__WHAT YOU SHOULD DO__
Transcribe the entries that follow exactly as they appear, minus pictures.

--- START RECORDED DATA ---

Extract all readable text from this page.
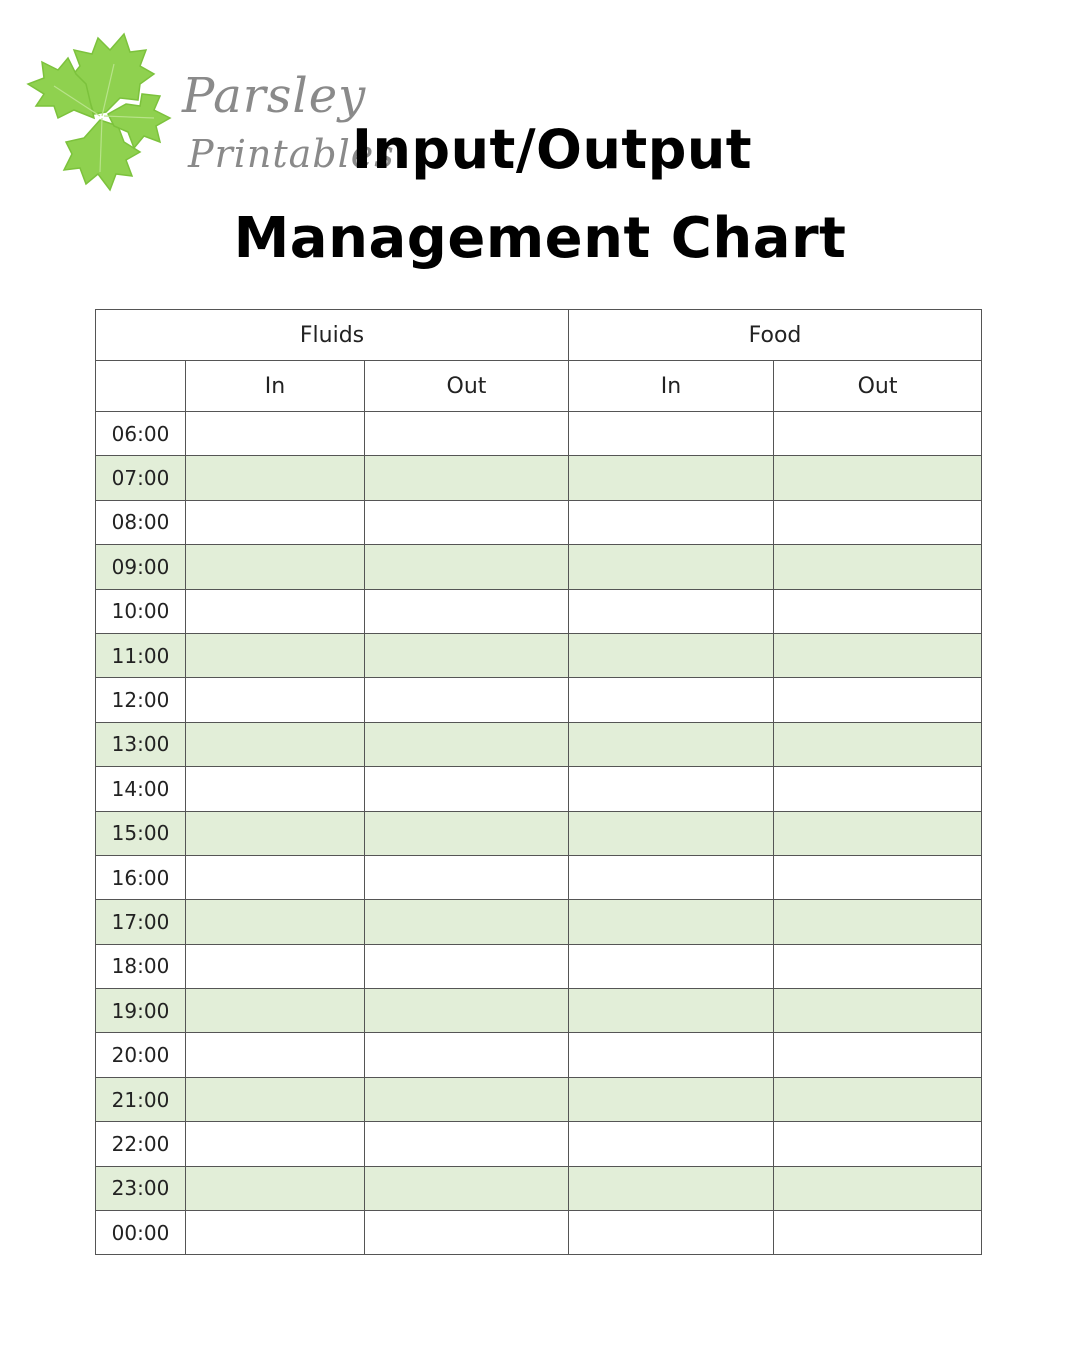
Parsley
Printables
Input/Output
Management Chart
Fluids			Food	
	In	Out	In	Out
06:00				
07:00				
08:00				
09:00				
10:00				
11:00				
12:00				
13:00				
14:00				
15:00				
16:00				
17:00				
18:00				
19:00				
20:00				
21:00				
22:00				
23:00				
00:00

--- END RECORDED DATA ---

__RESPONSE__
Extract all readable text from this page.
Parsley
Printables
Input/Output
Management Chart
Fluids			Food	
	In	Out	In	Out
06:00				
07:00				
08:00				
09:00				
10:00				
11:00				
12:00				
13:00				
14:00				
15:00				
16:00				
17:00				
18:00				
19:00				
20:00				
21:00				
22:00				
23:00				
00:00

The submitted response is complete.